Where a line of the listing below includes the word "alguien", reproduce that line.

Material supplied
▽

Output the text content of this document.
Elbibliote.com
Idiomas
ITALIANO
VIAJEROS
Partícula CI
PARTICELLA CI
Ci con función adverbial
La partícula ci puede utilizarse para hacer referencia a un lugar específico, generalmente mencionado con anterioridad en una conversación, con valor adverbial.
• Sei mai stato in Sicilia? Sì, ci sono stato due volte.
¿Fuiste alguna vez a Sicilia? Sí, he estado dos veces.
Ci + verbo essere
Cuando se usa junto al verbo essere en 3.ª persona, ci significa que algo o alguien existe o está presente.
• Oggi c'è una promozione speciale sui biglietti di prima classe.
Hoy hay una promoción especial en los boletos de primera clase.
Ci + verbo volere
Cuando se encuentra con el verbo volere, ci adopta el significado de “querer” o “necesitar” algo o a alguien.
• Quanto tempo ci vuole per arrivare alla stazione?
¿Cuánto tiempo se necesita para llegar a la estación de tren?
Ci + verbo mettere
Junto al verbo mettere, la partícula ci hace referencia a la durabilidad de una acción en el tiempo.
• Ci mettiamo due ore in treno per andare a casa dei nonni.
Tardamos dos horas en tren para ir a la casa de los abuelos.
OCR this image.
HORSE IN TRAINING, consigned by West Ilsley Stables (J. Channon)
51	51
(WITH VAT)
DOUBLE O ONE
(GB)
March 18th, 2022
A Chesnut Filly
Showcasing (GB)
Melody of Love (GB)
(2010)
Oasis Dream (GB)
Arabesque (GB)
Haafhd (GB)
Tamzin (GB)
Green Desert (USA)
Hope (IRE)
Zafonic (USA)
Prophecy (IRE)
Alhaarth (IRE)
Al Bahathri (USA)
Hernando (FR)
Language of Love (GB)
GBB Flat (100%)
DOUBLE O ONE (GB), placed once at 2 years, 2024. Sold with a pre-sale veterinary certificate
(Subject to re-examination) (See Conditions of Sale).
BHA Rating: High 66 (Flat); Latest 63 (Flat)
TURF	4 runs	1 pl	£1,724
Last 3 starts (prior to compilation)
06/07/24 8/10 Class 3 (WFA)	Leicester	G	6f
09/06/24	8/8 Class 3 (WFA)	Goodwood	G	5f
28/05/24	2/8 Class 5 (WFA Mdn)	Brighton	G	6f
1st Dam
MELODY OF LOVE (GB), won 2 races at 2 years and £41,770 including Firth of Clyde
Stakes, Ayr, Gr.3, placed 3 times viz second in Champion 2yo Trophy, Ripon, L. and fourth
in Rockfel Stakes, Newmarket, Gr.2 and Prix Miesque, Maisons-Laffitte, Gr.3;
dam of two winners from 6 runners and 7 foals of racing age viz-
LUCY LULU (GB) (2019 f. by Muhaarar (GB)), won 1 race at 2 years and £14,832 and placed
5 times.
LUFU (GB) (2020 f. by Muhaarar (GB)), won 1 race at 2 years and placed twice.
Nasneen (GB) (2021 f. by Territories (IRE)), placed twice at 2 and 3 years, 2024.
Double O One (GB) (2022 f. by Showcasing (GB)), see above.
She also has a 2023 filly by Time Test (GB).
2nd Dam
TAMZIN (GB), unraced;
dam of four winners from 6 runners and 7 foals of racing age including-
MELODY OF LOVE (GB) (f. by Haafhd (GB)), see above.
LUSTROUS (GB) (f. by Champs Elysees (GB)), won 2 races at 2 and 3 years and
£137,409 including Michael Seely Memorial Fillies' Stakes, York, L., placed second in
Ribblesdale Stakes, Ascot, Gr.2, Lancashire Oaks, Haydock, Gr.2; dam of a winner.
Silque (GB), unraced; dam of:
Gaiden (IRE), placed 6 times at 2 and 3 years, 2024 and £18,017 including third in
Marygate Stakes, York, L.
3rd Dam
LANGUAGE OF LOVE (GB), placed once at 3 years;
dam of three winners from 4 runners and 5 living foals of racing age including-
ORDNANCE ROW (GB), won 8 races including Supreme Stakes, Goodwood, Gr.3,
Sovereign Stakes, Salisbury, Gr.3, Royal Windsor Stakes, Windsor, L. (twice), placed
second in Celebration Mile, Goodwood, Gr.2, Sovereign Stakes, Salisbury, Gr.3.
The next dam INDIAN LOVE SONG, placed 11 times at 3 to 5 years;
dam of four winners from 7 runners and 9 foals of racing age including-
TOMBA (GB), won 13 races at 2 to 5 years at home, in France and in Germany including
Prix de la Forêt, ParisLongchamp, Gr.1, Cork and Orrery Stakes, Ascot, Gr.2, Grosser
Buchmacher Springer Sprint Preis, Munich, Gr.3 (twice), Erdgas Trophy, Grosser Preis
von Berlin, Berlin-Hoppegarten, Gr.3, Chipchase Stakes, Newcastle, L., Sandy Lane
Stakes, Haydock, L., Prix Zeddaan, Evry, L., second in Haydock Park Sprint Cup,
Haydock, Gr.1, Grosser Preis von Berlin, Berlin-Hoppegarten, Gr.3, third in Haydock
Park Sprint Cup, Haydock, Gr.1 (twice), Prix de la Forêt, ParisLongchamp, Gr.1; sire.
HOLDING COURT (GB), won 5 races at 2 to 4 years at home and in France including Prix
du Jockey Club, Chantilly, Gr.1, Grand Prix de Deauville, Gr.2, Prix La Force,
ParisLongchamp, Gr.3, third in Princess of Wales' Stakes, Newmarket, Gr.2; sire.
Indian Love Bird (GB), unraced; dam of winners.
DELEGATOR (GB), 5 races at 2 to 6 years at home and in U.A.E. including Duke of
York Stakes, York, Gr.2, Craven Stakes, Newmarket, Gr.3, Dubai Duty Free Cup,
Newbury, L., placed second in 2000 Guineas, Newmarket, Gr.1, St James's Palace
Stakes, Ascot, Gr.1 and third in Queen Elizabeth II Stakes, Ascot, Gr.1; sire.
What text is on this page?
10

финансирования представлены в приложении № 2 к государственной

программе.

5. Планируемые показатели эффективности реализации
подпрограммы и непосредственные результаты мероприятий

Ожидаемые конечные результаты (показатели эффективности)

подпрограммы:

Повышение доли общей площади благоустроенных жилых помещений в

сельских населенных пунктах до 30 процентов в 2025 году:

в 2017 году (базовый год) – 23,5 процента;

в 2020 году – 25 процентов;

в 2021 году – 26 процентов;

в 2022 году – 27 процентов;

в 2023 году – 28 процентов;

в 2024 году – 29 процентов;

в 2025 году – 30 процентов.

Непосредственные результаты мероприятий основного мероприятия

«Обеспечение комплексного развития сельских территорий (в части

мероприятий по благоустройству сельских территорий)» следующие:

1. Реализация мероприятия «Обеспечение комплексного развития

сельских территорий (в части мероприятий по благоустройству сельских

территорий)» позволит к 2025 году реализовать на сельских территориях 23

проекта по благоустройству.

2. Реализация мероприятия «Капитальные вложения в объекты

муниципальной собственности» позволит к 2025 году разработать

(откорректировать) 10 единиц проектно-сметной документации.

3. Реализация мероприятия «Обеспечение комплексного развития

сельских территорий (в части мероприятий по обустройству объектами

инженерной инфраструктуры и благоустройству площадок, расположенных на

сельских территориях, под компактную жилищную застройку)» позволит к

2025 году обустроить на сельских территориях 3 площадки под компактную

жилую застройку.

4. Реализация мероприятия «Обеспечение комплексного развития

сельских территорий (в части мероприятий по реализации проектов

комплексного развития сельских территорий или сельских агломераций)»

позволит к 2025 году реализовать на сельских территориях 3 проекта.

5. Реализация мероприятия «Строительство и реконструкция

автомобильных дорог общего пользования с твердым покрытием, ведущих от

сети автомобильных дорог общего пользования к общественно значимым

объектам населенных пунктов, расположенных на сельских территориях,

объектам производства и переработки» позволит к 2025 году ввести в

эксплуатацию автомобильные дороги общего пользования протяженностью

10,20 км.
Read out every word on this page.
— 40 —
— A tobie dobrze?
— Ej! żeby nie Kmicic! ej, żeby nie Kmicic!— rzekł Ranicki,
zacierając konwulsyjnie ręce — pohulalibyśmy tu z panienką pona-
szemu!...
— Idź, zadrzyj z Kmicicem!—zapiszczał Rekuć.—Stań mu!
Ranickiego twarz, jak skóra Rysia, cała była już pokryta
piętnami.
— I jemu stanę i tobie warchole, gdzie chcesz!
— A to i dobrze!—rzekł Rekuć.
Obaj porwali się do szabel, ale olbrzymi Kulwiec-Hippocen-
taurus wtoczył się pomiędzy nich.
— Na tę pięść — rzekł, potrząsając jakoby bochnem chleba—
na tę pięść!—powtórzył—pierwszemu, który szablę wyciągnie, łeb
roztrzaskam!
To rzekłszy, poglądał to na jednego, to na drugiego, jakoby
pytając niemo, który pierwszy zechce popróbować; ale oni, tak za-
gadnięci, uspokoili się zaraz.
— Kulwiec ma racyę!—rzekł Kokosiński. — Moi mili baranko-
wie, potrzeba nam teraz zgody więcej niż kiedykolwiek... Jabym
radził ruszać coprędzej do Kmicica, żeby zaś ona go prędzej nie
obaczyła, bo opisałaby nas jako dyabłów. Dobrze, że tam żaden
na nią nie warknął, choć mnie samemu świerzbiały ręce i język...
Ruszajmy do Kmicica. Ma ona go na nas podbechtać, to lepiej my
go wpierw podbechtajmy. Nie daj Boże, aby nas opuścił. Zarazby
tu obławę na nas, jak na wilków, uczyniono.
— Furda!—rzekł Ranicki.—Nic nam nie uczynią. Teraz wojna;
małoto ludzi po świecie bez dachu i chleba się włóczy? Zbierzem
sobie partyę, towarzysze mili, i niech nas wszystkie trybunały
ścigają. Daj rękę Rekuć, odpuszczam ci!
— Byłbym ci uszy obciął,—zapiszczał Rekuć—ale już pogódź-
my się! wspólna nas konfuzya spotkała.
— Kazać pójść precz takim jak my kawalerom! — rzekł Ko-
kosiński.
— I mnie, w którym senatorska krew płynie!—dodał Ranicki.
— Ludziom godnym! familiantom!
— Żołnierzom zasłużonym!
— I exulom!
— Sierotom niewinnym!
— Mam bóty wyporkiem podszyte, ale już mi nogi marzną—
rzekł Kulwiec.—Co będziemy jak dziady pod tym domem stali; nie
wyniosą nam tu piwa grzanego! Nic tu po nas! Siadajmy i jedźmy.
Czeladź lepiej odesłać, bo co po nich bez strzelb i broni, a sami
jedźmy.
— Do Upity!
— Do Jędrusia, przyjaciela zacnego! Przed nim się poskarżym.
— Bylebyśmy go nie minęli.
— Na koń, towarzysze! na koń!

△

Exercise answer
Cuando se usa junto al verbo essere en 3.ª persona, ci significa que algo o alguien existe o está presente.
Cuando se encuentra con el verbo volere, ci adopta el significado de “querer” o “necesitar” algo o a alguien.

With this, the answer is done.